## Set exercise
Restate the full set of records exactly, without adding or dropping a word.

## Excerpted records
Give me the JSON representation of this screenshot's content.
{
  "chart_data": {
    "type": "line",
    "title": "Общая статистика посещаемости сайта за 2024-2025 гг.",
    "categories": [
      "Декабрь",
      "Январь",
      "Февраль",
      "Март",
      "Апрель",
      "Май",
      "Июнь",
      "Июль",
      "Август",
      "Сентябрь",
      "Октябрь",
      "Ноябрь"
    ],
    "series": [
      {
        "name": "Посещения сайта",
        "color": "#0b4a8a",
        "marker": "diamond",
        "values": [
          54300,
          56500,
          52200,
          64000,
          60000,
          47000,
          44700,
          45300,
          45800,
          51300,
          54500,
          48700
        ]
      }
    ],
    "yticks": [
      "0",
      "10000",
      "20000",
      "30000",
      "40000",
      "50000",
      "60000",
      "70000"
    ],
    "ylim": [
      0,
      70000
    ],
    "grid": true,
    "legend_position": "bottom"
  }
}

## Exercise solution
Give me the JSON representation of this screenshot's content.
{
  "chart_data": {
    "type": "line",
    "title": "Общая статистика посещаемости сайта за 2024-2025 гг.",
    "categories": [
      "Декабрь",
      "Январь",
      "Февраль",
      "Март",
      "Апрель",
      "Май",
      "Июнь",
      "Июль",
      "Август",
      "Сентябрь",
      "Октябрь",
      "Ноябрь"
    ],
    "series": [
      {
        "name": "Посещения сайта",
        "color": "#0b4a8a",
        "marker": "diamond",
        "values": [
          54300,
          56500,
          52200,
          64000,
          60000,
          47000,
          44700,
          45300,
          45800,
          51300,
          54500,
          48700
        ]
      }
    ],
    "yticks": [
      "0",
      "10000",
      "20000",
      "30000",
      "40000",
      "50000",
      "60000",
      "70000"
    ],
    "ylim": [
      0,
      70000
    ],
    "grid": true,
    "legend_position": "bottom"
  }
}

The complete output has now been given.